[Dataset records]
— BEGIN —

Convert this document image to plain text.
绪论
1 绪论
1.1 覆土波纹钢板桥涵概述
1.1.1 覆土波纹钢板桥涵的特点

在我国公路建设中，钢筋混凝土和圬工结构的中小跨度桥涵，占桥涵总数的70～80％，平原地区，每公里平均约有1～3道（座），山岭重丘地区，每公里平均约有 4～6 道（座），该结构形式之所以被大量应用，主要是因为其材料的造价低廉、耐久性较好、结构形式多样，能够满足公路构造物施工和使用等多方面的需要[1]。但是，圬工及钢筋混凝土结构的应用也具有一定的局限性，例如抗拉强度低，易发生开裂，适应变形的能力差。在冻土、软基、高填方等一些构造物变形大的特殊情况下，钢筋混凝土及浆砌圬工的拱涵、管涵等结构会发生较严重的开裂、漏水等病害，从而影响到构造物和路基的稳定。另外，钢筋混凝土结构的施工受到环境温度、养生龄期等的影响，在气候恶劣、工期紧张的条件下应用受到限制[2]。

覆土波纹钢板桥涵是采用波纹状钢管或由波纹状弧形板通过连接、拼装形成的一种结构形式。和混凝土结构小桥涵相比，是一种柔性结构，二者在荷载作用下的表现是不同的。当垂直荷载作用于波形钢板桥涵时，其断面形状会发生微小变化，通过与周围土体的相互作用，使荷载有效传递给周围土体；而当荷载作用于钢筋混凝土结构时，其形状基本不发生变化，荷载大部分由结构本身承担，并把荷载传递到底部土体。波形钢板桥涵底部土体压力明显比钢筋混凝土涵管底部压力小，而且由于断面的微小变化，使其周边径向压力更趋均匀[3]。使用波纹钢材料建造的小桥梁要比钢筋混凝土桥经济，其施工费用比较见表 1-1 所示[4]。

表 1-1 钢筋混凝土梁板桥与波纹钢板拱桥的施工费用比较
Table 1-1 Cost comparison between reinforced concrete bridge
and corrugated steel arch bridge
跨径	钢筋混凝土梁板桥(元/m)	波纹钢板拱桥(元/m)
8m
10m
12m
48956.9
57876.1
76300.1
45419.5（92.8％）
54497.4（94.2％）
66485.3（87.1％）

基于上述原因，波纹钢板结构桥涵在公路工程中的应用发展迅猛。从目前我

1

— END —

- _TASK_
Restate the whole listing exactly.

- _RESPONSE TO THE TASK_
Convert this document image to plain text.
绪论
1 绪论
1.1 覆土波纹钢板桥涵概述
1.1.1 覆土波纹钢板桥涵的特点

在我国公路建设中，钢筋混凝土和圬工结构的中小跨度桥涵，占桥涵总数的70～80％，平原地区，每公里平均约有1～3道（座），山岭重丘地区，每公里平均约有 4～6 道（座），该结构形式之所以被大量应用，主要是因为其材料的造价低廉、耐久性较好、结构形式多样，能够满足公路构造物施工和使用等多方面的需要[1]。但是，圬工及钢筋混凝土结构的应用也具有一定的局限性，例如抗拉强度低，易发生开裂，适应变形的能力差。在冻土、软基、高填方等一些构造物变形大的特殊情况下，钢筋混凝土及浆砌圬工的拱涵、管涵等结构会发生较严重的开裂、漏水等病害，从而影响到构造物和路基的稳定。另外，钢筋混凝土结构的施工受到环境温度、养生龄期等的影响，在气候恶劣、工期紧张的条件下应用受到限制[2]。

覆土波纹钢板桥涵是采用波纹状钢管或由波纹状弧形板通过连接、拼装形成的一种结构形式。和混凝土结构小桥涵相比，是一种柔性结构，二者在荷载作用下的表现是不同的。当垂直荷载作用于波形钢板桥涵时，其断面形状会发生微小变化，通过与周围土体的相互作用，使荷载有效传递给周围土体；而当荷载作用于钢筋混凝土结构时，其形状基本不发生变化，荷载大部分由结构本身承担，并把荷载传递到底部土体。波形钢板桥涵底部土体压力明显比钢筋混凝土涵管底部压力小，而且由于断面的微小变化，使其周边径向压力更趋均匀[3]。使用波纹钢材料建造的小桥梁要比钢筋混凝土桥经济，其施工费用比较见表 1-1 所示[4]。

表 1-1 钢筋混凝土梁板桥与波纹钢板拱桥的施工费用比较
Table 1-1 Cost comparison between reinforced concrete bridge
and corrugated steel arch bridge
跨径	钢筋混凝土梁板桥(元/m)	波纹钢板拱桥(元/m)
8m
10m
12m
48956.9
57876.1
76300.1
45419.5（92.8％）
54497.4（94.2％）
66485.3（87.1％）

基于上述原因，波纹钢板结构桥涵在公路工程中的应用发展迅猛。从目前我

1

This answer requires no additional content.